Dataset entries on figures

* * * *

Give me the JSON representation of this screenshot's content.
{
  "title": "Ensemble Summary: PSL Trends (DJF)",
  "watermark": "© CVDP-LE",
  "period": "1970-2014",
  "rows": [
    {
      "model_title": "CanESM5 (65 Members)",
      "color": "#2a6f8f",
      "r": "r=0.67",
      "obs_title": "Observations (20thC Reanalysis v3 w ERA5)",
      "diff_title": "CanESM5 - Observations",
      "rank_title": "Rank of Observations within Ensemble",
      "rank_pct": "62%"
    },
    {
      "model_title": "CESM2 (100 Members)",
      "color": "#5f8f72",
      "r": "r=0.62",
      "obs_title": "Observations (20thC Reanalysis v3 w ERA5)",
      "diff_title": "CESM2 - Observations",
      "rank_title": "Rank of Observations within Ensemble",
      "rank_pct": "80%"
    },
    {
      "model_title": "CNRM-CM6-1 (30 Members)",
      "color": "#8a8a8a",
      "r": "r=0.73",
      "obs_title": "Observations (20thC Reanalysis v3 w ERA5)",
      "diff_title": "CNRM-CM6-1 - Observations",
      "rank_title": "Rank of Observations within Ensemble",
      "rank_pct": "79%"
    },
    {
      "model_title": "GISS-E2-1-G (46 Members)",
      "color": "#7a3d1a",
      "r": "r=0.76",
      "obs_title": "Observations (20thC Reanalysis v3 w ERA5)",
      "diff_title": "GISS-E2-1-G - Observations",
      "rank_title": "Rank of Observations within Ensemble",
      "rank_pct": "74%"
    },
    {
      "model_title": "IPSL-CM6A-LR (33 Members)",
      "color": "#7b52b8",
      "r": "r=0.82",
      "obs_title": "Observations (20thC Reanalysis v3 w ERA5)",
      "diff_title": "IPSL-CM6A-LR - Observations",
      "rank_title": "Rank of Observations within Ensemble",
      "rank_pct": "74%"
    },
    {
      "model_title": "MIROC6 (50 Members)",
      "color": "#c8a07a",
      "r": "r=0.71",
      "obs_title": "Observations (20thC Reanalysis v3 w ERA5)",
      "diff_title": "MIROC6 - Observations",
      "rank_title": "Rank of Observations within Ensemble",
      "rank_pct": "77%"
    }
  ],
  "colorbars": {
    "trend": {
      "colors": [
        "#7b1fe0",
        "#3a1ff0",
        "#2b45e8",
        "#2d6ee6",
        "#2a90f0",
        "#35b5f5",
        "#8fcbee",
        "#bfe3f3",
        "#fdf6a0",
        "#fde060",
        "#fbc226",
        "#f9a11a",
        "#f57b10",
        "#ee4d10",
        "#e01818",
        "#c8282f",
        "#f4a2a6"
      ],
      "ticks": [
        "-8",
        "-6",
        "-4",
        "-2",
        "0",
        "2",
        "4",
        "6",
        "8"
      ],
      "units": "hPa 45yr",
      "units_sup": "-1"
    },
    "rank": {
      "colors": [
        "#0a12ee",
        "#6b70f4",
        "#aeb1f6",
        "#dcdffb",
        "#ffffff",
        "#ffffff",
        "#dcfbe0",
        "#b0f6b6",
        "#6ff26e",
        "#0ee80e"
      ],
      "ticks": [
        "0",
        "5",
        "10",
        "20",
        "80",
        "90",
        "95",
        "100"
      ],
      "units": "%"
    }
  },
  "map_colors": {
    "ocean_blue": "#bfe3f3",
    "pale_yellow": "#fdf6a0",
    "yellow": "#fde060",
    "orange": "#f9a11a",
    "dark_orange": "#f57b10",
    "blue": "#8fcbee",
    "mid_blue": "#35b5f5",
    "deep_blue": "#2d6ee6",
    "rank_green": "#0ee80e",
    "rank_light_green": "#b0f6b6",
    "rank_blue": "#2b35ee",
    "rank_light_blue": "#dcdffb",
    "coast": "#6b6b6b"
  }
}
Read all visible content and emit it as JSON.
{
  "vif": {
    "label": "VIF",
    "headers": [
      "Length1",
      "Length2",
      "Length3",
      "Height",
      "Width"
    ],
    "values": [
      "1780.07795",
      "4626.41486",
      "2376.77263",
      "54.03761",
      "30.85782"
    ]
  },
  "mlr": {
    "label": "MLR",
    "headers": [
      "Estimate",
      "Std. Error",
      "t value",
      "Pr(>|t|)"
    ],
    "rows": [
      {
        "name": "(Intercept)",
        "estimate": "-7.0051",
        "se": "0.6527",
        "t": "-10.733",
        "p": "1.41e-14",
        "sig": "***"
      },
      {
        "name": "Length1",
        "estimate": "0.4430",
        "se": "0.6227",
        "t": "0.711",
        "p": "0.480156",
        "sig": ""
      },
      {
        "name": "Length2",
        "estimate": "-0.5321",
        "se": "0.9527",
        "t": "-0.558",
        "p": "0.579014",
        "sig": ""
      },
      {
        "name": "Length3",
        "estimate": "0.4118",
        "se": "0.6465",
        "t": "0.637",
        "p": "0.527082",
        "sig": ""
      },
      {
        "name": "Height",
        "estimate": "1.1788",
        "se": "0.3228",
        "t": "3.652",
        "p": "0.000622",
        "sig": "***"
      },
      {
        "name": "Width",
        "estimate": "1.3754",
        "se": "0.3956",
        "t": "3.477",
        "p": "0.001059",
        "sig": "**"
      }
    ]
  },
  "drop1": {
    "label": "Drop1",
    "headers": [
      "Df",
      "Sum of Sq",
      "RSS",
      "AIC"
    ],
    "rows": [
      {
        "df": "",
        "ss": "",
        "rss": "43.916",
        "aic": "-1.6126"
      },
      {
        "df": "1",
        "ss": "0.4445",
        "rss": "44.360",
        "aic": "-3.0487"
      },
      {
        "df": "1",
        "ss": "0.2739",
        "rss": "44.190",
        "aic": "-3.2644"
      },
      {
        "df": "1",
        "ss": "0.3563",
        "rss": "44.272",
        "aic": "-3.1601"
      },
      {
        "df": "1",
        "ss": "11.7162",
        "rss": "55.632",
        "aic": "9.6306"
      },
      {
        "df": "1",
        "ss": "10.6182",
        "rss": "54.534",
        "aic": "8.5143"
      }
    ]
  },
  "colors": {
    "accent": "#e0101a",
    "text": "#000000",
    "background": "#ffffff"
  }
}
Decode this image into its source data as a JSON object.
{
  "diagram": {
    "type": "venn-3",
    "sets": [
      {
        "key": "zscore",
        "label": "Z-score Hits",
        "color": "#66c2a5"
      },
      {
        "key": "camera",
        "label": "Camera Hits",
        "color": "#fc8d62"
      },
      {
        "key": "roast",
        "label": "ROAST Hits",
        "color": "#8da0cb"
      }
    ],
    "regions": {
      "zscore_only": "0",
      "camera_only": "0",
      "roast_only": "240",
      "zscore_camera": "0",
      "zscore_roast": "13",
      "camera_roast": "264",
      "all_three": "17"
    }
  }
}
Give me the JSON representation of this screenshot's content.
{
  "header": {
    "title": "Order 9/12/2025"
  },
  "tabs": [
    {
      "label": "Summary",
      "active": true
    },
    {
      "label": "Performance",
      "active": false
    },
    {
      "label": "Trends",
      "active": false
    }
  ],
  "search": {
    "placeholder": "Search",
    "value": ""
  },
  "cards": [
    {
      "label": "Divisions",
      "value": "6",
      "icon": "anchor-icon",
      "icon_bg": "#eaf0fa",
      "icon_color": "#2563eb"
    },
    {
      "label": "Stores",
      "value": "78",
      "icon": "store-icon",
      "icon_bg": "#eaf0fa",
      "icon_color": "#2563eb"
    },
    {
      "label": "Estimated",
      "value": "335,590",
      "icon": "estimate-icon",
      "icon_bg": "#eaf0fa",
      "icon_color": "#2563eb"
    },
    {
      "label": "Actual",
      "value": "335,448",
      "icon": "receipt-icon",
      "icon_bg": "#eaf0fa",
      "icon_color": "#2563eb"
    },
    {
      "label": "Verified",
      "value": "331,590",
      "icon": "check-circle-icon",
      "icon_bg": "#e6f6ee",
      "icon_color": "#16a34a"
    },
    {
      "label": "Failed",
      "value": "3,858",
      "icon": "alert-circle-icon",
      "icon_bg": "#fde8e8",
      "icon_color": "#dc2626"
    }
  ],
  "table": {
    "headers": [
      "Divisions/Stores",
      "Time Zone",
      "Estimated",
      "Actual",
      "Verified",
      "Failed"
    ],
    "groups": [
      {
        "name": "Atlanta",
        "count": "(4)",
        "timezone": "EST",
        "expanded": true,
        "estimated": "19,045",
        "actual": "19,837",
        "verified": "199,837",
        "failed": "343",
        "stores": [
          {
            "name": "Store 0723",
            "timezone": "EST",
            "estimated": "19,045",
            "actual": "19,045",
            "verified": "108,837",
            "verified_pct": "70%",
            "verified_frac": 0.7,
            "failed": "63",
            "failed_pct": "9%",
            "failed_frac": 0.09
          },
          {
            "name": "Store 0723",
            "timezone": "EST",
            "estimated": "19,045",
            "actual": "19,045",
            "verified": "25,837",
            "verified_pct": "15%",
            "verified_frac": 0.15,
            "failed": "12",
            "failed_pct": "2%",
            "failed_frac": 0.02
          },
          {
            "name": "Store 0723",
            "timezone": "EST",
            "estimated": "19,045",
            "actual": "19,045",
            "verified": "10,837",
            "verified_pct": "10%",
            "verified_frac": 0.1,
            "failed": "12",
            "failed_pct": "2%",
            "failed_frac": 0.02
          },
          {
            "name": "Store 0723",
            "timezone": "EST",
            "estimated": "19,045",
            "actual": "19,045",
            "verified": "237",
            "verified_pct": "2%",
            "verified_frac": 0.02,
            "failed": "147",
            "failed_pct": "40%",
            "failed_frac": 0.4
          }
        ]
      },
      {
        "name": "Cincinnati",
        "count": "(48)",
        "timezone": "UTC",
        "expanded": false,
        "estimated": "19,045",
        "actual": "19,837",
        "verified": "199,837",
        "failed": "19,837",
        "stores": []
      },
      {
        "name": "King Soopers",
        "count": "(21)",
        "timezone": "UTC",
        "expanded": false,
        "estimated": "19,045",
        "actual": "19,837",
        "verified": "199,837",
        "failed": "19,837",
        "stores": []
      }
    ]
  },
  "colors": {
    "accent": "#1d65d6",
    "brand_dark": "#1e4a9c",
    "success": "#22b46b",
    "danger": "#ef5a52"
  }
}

* * * *

**WRITTEN REQUEST**
Go through the entries and return each line where the word "CNRM" appears.

**FINAL ANSWER**
      "model_title": "CNRM-CM6-1 (30 Members)",
      "diff_title": "CNRM-CM6-1 - Observations",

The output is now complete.